Begin PROVIDED INFORMATION

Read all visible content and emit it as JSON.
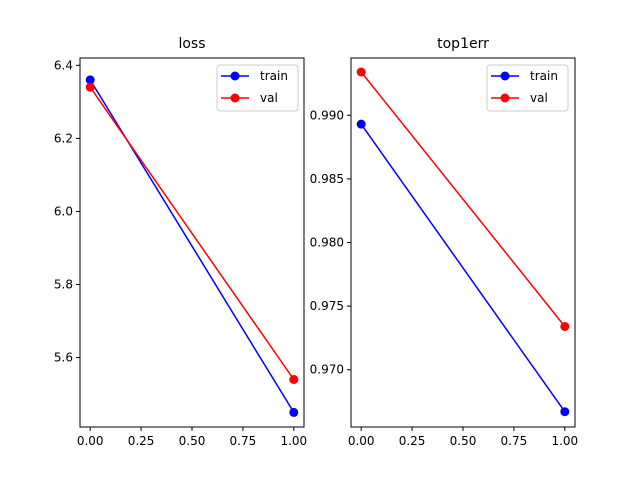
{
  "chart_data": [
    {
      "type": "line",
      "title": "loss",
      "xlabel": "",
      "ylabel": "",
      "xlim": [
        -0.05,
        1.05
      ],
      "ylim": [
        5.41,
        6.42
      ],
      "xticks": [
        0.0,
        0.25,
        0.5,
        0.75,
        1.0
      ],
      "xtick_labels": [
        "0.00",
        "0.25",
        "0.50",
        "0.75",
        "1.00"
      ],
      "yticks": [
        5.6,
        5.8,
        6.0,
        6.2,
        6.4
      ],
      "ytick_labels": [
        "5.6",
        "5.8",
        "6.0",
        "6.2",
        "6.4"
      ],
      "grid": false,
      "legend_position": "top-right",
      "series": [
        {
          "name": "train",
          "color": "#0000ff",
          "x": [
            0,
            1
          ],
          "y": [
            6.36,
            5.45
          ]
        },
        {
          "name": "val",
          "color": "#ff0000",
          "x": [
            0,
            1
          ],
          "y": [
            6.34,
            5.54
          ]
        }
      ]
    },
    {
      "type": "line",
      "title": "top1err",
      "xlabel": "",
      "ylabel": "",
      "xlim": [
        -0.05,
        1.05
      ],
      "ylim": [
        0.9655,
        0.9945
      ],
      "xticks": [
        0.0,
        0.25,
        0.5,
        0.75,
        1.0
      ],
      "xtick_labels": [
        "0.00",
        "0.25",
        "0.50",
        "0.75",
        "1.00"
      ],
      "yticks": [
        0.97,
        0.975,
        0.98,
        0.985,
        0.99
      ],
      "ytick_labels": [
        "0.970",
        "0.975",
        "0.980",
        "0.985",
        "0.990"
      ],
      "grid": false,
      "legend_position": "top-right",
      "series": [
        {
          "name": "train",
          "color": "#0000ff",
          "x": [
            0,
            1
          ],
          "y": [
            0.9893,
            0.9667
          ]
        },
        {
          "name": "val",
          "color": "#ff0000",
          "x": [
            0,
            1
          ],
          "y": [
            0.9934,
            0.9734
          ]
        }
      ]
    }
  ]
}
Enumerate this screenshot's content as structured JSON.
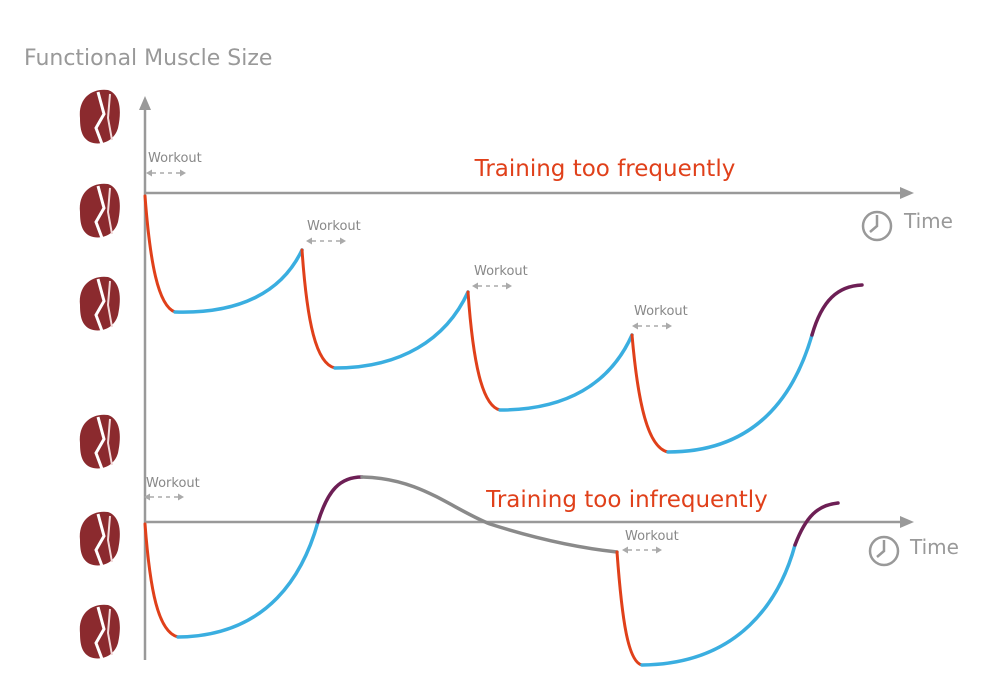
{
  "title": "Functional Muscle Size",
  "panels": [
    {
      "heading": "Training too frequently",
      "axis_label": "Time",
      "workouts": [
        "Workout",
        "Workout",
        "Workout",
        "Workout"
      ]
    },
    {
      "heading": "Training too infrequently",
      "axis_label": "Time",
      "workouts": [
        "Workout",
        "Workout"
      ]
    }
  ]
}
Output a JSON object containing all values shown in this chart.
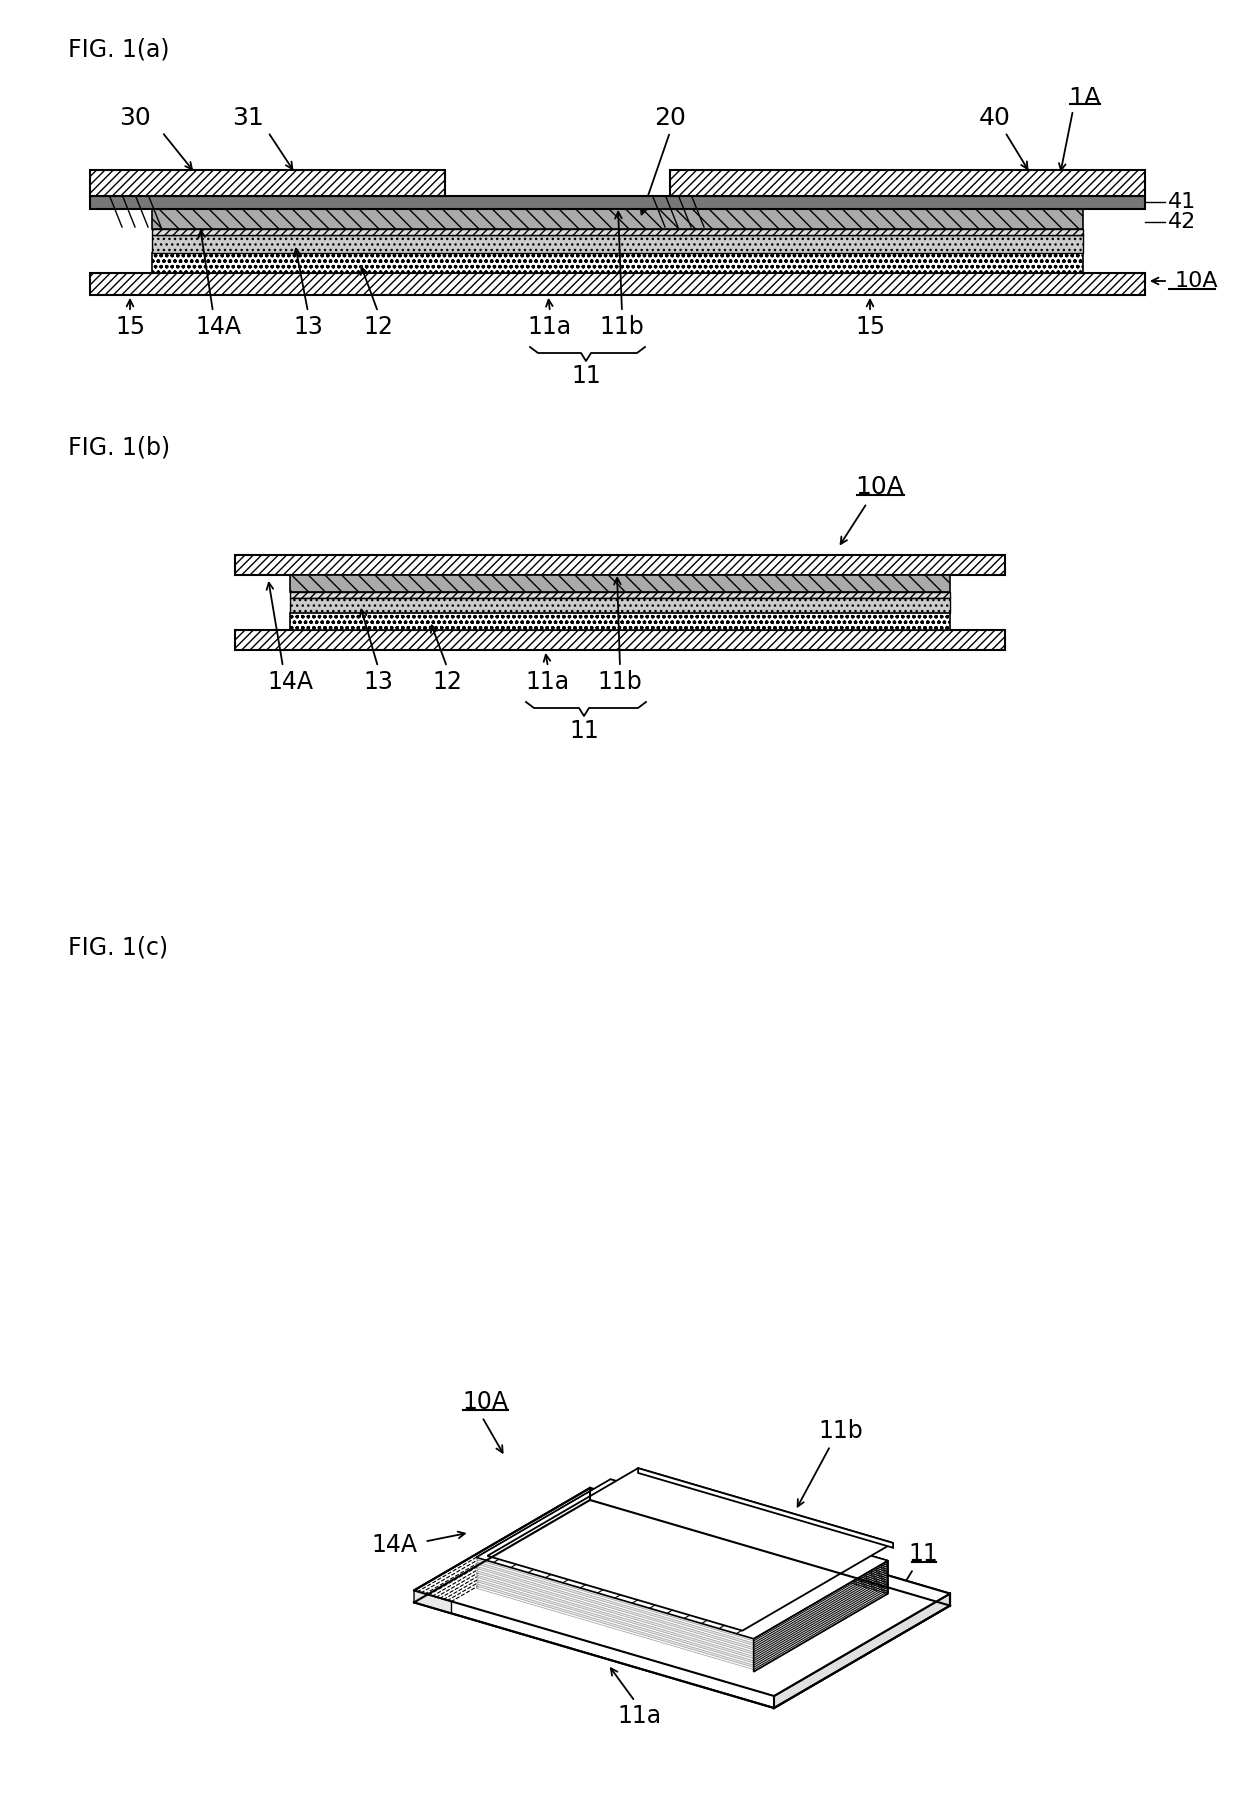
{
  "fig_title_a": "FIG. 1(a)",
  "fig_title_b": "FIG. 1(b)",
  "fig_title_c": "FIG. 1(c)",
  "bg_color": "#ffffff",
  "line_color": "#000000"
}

End PROVIDED INFORMATION

SET EXERCISE> Working from the listing above, pick out every line that has "this" and copy it.

EXERCISE RESULT>
Enumerate this screenshot's content as structured JSON.
Output a JSON object containing all values shown in this chart.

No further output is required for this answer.